Count the lines that hold the string "training". Reply with the number alone.

-- begin ENTRIES PROVIDED --

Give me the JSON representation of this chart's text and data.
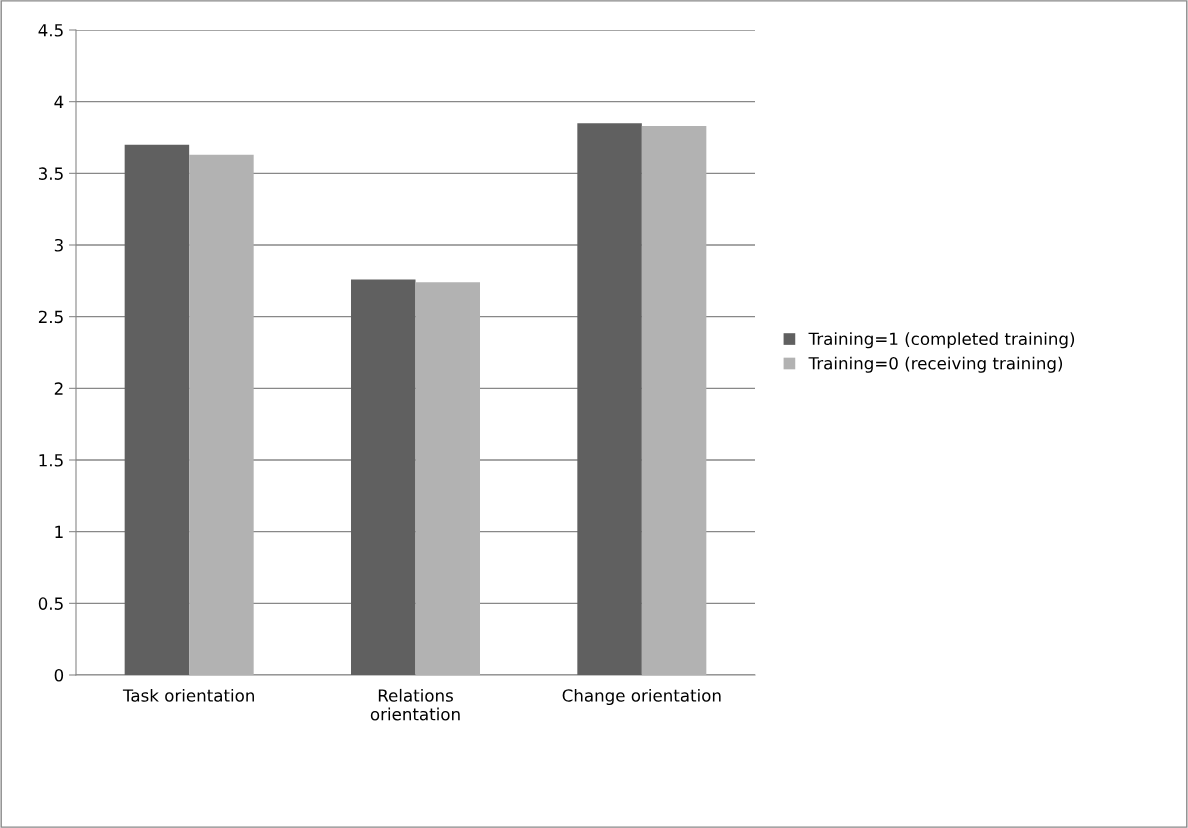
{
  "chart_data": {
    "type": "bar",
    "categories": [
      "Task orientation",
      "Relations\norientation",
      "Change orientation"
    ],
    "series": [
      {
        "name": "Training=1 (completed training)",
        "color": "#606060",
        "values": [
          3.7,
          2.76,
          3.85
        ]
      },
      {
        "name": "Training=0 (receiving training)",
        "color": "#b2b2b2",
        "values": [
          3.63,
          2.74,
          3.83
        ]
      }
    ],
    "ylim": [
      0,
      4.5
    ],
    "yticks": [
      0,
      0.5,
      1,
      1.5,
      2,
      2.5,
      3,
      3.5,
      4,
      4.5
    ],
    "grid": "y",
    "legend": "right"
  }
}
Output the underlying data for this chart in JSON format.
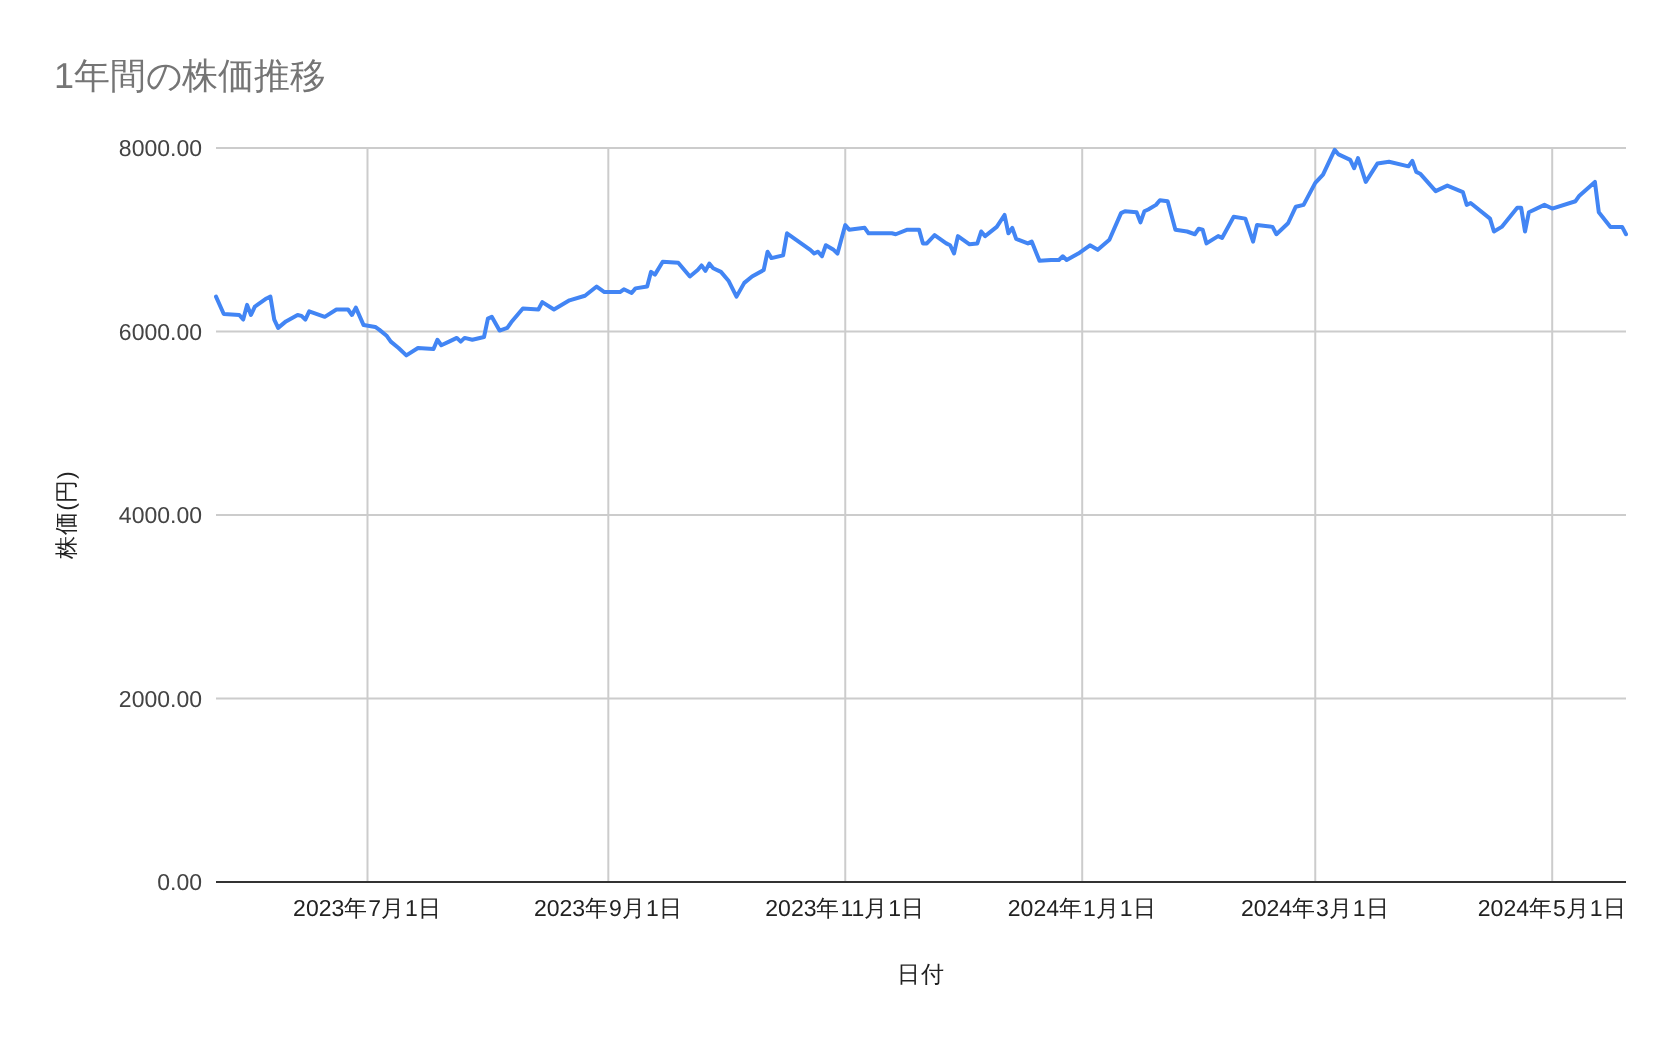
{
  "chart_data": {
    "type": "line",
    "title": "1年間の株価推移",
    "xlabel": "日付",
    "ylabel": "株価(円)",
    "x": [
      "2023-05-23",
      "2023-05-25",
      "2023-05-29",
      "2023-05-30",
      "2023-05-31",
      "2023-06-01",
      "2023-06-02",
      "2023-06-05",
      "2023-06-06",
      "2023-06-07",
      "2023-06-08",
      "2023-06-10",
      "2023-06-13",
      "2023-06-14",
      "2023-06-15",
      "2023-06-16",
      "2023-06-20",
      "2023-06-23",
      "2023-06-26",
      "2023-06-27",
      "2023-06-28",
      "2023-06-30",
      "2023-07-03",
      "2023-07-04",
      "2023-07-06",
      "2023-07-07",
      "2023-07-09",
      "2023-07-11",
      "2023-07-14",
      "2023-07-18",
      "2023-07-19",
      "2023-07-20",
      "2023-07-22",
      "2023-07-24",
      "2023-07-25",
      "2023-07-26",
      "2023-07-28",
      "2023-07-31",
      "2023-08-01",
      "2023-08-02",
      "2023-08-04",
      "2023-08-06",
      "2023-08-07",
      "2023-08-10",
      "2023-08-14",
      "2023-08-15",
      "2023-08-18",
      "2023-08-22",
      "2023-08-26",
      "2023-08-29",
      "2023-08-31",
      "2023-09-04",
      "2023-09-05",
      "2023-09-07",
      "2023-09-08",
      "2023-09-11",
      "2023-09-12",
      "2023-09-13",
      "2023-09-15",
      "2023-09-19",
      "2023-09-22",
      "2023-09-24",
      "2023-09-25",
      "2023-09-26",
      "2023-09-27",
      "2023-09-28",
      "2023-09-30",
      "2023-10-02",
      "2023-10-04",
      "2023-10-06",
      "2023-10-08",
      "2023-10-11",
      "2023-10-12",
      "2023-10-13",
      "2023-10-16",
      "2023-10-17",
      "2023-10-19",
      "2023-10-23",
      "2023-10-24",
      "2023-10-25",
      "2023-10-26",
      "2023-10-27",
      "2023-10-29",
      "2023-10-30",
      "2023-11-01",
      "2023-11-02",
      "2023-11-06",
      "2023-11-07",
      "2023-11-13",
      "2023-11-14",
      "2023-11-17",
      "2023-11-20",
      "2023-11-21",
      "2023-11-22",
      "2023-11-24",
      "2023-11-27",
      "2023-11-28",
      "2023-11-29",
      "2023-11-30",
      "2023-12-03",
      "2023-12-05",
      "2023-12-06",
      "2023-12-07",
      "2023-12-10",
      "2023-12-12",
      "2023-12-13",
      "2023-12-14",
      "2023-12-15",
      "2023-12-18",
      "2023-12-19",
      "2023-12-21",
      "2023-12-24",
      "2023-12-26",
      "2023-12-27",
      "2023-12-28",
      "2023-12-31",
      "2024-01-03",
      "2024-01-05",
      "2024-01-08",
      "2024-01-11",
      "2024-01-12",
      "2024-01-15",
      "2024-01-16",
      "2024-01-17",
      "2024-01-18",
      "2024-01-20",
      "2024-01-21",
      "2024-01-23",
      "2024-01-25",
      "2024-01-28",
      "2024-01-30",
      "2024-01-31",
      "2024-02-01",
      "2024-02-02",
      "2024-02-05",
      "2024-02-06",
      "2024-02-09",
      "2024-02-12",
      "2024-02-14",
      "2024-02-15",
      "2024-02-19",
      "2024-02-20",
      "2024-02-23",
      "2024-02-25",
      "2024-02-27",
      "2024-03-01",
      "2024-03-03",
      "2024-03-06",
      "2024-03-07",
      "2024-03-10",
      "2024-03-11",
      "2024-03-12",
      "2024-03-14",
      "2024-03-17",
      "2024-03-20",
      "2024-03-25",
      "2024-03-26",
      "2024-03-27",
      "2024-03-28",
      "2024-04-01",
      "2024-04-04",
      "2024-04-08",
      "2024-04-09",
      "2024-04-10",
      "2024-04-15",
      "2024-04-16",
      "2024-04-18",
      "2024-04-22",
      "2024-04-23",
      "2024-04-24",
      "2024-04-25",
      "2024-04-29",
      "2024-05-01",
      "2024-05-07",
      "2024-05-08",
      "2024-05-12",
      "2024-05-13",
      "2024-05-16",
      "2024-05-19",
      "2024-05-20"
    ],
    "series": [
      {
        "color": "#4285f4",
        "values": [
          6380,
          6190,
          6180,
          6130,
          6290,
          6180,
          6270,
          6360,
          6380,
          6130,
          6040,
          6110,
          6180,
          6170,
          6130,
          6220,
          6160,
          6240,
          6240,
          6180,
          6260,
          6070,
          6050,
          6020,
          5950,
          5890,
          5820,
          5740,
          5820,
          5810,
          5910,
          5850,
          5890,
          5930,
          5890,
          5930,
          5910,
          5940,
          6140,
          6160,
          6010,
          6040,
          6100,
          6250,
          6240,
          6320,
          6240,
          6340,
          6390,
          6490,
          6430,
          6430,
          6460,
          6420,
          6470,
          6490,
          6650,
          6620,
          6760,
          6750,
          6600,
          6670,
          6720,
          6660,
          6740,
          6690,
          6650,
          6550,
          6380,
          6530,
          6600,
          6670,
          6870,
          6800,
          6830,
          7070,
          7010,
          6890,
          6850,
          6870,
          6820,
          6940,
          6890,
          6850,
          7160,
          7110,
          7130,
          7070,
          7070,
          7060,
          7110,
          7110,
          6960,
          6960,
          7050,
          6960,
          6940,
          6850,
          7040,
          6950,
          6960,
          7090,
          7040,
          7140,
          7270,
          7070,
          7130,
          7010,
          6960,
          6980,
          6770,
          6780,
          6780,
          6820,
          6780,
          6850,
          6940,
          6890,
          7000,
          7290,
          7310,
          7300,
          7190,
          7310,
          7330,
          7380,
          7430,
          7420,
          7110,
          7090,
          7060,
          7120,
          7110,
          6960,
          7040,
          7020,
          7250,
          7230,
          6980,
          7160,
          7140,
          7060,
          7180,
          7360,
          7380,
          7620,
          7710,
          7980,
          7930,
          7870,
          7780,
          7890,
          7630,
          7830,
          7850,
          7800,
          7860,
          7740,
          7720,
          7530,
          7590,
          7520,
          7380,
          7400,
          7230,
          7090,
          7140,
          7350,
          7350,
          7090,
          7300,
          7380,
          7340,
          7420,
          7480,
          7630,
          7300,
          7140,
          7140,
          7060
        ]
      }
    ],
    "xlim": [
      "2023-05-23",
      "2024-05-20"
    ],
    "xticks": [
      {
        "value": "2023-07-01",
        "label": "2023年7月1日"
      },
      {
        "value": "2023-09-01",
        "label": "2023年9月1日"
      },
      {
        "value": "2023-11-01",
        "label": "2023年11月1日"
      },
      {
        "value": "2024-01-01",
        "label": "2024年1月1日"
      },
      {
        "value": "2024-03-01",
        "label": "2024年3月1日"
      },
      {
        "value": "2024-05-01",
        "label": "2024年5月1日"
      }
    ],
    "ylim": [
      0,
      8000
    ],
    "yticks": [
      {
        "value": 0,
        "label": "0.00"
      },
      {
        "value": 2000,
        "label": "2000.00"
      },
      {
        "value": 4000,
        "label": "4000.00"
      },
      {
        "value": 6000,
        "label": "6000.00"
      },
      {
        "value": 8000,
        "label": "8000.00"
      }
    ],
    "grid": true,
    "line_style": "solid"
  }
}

-- end ENTRIES PROVIDED --

EXERCISE ANSWER: 2